■ DIRECTIVE:
Return all entries precisely as they stand, without the images.

[Stored entries]
◆ ◆ ◆

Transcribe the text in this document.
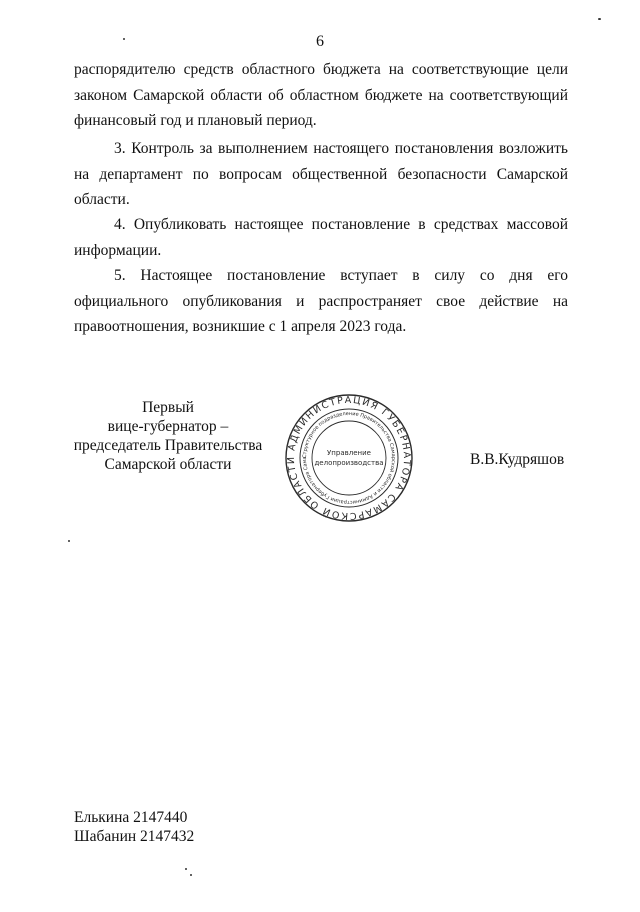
6

распорядителю средств областного бюджета на соответствующие цели законом Самарской области об областном бюджете на соответствующий финансовый год и плановый период.

3. Контроль за выполнением настоящего постановления возложить на департамент по вопросам общественной безопасности Самарской области.

4. Опубликовать настоящее постановление в средствах массовой информации.

5. Настоящее постановление вступает в силу со дня его официального опубликования и распространяет свое действие на правоотношения, возникшие с 1 апреля 2023 года.

Первый
вице-губернатор –
председатель Правительства
Самарской области
АДМИНИСТРАЦИЯ ГУБЕРНАТОРА САМАРСКОЙ ОБЛАСТИ Структурное подразделение Правительства Самарской области и Администрации Губернатора Сама
Управление
делопроизводства	В.В.Кудряшов
Елькина 2147440
Шабанин 2147432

◆ ◆ ◆

■ COMPLETE ANSWER:
Transcribe the text in this document.
6

распорядителю средств областного бюджета на соответствующие цели законом Самарской области об областном бюджете на соответствующий финансовый год и плановый период.

3. Контроль за выполнением настоящего постановления возложить на департамент по вопросам общественной безопасности Самарской области.

4. Опубликовать настоящее постановление в средствах массовой информации.

5. Настоящее постановление вступает в силу со дня его официального опубликования и распространяет свое действие на правоотношения, возникшие с 1 апреля 2023 года.

Первый
вице-губернатор –
председатель Правительства
Самарской области
АДМИНИСТРАЦИЯ ГУБЕРНАТОРА САМАРСКОЙ ОБЛАСТИ Структурное подразделение Правительства Самарской области и Администрации Губернатора Сама
Управление
делопроизводства	В.В.Кудряшов
Елькина 2147440
Шабанин 2147432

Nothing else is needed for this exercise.